◆ Exercise description: Transcribe the records that follow, preserving every word.

— start Material for this exercise —

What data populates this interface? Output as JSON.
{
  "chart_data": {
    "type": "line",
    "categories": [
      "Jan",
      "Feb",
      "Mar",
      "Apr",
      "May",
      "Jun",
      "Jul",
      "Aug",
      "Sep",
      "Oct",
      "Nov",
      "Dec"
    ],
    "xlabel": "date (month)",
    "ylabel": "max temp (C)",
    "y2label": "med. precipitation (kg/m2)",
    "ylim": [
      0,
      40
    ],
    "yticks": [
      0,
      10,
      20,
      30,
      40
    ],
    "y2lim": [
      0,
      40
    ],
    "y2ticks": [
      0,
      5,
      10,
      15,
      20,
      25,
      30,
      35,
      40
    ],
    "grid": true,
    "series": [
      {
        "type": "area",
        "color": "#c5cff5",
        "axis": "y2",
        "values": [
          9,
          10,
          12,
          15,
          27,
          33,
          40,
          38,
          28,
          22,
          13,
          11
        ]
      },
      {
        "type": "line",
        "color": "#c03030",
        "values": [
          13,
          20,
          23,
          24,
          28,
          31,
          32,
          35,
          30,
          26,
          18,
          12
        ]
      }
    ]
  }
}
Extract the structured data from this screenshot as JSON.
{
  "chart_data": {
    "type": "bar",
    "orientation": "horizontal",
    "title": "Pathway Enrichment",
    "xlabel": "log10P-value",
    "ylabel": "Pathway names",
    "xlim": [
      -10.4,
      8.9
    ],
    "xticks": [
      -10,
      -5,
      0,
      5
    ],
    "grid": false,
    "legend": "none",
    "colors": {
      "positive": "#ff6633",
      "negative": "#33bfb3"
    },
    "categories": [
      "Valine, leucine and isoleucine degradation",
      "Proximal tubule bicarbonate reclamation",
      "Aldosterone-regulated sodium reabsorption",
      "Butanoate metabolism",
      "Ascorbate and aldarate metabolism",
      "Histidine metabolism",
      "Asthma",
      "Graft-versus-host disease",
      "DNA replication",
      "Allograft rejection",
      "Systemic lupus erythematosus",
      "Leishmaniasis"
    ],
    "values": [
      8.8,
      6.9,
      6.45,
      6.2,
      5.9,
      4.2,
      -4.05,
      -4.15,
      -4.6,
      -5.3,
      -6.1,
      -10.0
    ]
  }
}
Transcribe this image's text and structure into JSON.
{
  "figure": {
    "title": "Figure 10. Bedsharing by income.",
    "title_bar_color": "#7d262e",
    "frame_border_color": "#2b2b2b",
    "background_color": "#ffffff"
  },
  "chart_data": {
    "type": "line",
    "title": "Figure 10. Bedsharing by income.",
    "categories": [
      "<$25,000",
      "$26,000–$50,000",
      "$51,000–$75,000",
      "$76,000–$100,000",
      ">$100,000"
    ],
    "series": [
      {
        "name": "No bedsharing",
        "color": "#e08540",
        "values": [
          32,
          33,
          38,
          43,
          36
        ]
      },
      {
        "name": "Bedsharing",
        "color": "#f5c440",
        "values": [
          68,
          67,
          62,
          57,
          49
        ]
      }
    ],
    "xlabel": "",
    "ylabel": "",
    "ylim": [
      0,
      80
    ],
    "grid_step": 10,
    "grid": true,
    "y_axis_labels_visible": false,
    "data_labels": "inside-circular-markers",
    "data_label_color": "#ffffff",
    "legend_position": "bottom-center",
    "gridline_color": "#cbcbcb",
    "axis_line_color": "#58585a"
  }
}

— end Material for this exercise —

◆ Solved problem:
What data populates this interface? Output as JSON.
{
  "chart_data": {
    "type": "line",
    "categories": [
      "Jan",
      "Feb",
      "Mar",
      "Apr",
      "May",
      "Jun",
      "Jul",
      "Aug",
      "Sep",
      "Oct",
      "Nov",
      "Dec"
    ],
    "xlabel": "date (month)",
    "ylabel": "max temp (C)",
    "y2label": "med. precipitation (kg/m2)",
    "ylim": [
      0,
      40
    ],
    "yticks": [
      0,
      10,
      20,
      30,
      40
    ],
    "y2lim": [
      0,
      40
    ],
    "y2ticks": [
      0,
      5,
      10,
      15,
      20,
      25,
      30,
      35,
      40
    ],
    "grid": true,
    "series": [
      {
        "type": "area",
        "color": "#c5cff5",
        "axis": "y2",
        "values": [
          9,
          10,
          12,
          15,
          27,
          33,
          40,
          38,
          28,
          22,
          13,
          11
        ]
      },
      {
        "type": "line",
        "color": "#c03030",
        "values": [
          13,
          20,
          23,
          24,
          28,
          31,
          32,
          35,
          30,
          26,
          18,
          12
        ]
      }
    ]
  }
}
Extract the structured data from this screenshot as JSON.
{
  "chart_data": {
    "type": "bar",
    "orientation": "horizontal",
    "title": "Pathway Enrichment",
    "xlabel": "log10P-value",
    "ylabel": "Pathway names",
    "xlim": [
      -10.4,
      8.9
    ],
    "xticks": [
      -10,
      -5,
      0,
      5
    ],
    "grid": false,
    "legend": "none",
    "colors": {
      "positive": "#ff6633",
      "negative": "#33bfb3"
    },
    "categories": [
      "Valine, leucine and isoleucine degradation",
      "Proximal tubule bicarbonate reclamation",
      "Aldosterone-regulated sodium reabsorption",
      "Butanoate metabolism",
      "Ascorbate and aldarate metabolism",
      "Histidine metabolism",
      "Asthma",
      "Graft-versus-host disease",
      "DNA replication",
      "Allograft rejection",
      "Systemic lupus erythematosus",
      "Leishmaniasis"
    ],
    "values": [
      8.8,
      6.9,
      6.45,
      6.2,
      5.9,
      4.2,
      -4.05,
      -4.15,
      -4.6,
      -5.3,
      -6.1,
      -10.0
    ]
  }
}
Transcribe this image's text and structure into JSON.
{
  "figure": {
    "title": "Figure 10. Bedsharing by income.",
    "title_bar_color": "#7d262e",
    "frame_border_color": "#2b2b2b",
    "background_color": "#ffffff"
  },
  "chart_data": {
    "type": "line",
    "title": "Figure 10. Bedsharing by income.",
    "categories": [
      "<$25,000",
      "$26,000–$50,000",
      "$51,000–$75,000",
      "$76,000–$100,000",
      ">$100,000"
    ],
    "series": [
      {
        "name": "No bedsharing",
        "color": "#e08540",
        "values": [
          32,
          33,
          38,
          43,
          36
        ]
      },
      {
        "name": "Bedsharing",
        "color": "#f5c440",
        "values": [
          68,
          67,
          62,
          57,
          49
        ]
      }
    ],
    "xlabel": "",
    "ylabel": "",
    "ylim": [
      0,
      80
    ],
    "grid_step": 10,
    "grid": true,
    "y_axis_labels_visible": false,
    "data_labels": "inside-circular-markers",
    "data_label_color": "#ffffff",
    "legend_position": "bottom-center",
    "gridline_color": "#cbcbcb",
    "axis_line_color": "#58585a"
  }
}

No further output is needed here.